[AIM OF THE TASK]:
Repeat all the records exactly, omitting pictures.
━━━━━ DATA RECORDS
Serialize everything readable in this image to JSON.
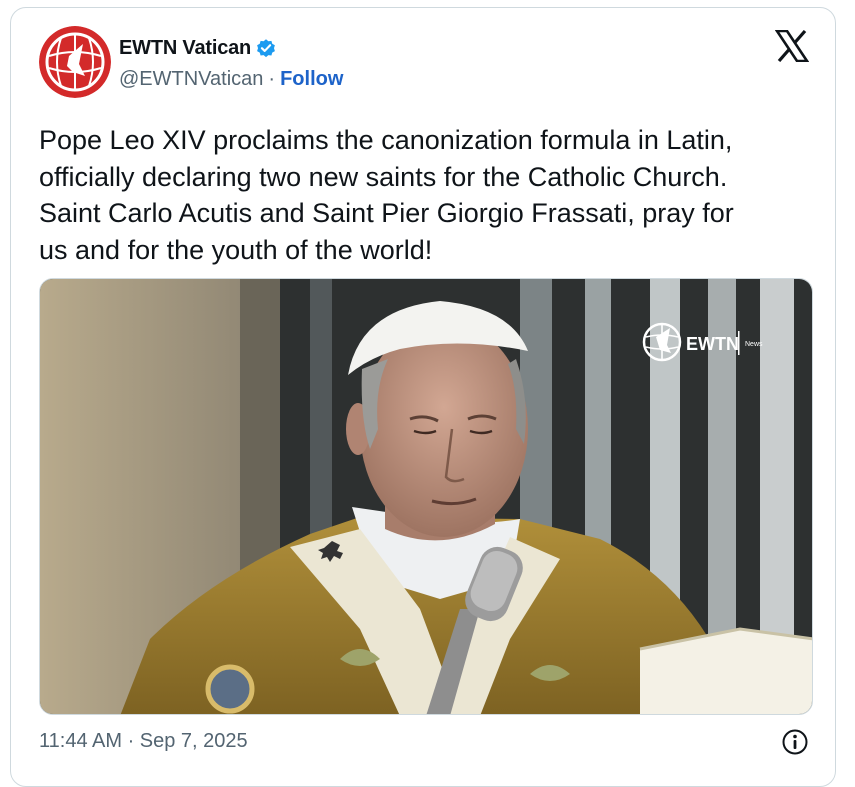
{
  "author": {
    "display_name": "EWTN Vatican",
    "handle": "@EWTNVatican",
    "separator": "·",
    "follow_label": "Follow",
    "verified_color": "#1d9bf0",
    "avatar_color": "#d32a2a"
  },
  "tweet": {
    "text": "Pope Leo XIV proclaims the canonization formula in Latin,\nofficially declaring two new saints for the Catholic Church.\nSaint Carlo Acutis and Saint Pier Giorgio Frassati, pray for\nus and for the youth of the world!"
  },
  "media": {
    "watermark_brand": "EWTN",
    "watermark_sub": "News"
  },
  "footer": {
    "timestamp": "11:44 AM · Sep 7, 2025"
  },
  "icons": {
    "platform": "x-logo-icon",
    "verified": "verified-badge-icon",
    "info": "info-icon"
  }
}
━━━━━━━━━━
[FULL SOLUTION]:
Serialize everything readable in this image to JSON.
{
  "author": {
    "display_name": "EWTN Vatican",
    "handle": "@EWTNVatican",
    "separator": "·",
    "follow_label": "Follow",
    "verified_color": "#1d9bf0",
    "avatar_color": "#d32a2a"
  },
  "tweet": {
    "text": "Pope Leo XIV proclaims the canonization formula in Latin,\nofficially declaring two new saints for the Catholic Church.\nSaint Carlo Acutis and Saint Pier Giorgio Frassati, pray for\nus and for the youth of the world!"
  },
  "media": {
    "watermark_brand": "EWTN",
    "watermark_sub": "News"
  },
  "footer": {
    "timestamp": "11:44 AM · Sep 7, 2025"
  },
  "icons": {
    "platform": "x-logo-icon",
    "verified": "verified-badge-icon",
    "info": "info-icon"
  }
}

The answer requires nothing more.